THE EXERCISE
Find every line with the word "pesuvesi" and report how many there are, without any other text.

###

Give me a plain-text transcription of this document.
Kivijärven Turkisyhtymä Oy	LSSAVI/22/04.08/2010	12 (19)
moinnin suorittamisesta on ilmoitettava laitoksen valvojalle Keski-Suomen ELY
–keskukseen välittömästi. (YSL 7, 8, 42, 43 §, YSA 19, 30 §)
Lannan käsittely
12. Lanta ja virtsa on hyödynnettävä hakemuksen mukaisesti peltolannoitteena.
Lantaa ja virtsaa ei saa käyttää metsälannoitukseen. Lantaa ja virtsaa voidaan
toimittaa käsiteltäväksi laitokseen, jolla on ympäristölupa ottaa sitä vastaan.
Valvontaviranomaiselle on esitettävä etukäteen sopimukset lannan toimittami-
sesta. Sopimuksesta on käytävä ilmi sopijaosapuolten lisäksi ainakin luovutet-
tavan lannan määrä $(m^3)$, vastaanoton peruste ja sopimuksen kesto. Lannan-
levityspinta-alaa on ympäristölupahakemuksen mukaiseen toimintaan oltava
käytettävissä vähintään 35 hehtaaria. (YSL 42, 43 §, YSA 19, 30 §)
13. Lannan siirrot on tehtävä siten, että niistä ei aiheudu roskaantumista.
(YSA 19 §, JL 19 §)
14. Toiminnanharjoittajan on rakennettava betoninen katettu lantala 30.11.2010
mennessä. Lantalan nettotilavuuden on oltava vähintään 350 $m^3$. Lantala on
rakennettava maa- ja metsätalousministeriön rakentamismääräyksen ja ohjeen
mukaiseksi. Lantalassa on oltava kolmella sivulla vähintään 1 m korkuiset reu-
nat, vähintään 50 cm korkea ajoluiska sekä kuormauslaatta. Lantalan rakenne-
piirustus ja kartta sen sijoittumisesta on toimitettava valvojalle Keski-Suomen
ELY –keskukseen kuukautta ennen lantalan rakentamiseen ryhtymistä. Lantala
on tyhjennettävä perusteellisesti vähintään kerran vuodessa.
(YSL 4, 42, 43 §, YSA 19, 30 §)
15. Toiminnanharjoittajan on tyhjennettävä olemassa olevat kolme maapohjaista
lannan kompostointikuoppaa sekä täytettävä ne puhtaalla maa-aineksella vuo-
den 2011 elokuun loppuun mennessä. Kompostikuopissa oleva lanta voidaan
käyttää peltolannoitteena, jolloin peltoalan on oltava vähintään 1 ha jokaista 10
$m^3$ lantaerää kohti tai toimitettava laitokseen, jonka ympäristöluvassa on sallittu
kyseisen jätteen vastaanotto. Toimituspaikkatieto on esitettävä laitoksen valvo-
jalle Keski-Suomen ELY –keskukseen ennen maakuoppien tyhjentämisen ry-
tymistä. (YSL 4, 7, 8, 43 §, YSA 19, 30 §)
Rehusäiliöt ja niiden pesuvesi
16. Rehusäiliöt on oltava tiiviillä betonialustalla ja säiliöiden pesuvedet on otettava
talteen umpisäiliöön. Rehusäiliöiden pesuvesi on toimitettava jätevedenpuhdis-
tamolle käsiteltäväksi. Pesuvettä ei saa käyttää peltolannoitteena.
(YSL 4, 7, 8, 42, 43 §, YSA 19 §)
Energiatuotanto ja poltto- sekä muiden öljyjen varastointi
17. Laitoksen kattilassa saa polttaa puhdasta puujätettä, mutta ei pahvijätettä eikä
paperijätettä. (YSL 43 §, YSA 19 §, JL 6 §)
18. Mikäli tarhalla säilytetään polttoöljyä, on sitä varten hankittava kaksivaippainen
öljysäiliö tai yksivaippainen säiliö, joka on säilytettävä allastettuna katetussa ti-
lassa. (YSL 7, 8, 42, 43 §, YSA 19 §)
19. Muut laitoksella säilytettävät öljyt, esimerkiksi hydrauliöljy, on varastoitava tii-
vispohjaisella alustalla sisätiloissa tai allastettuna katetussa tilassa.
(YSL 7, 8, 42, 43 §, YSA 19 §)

###

THE RESPONSE
2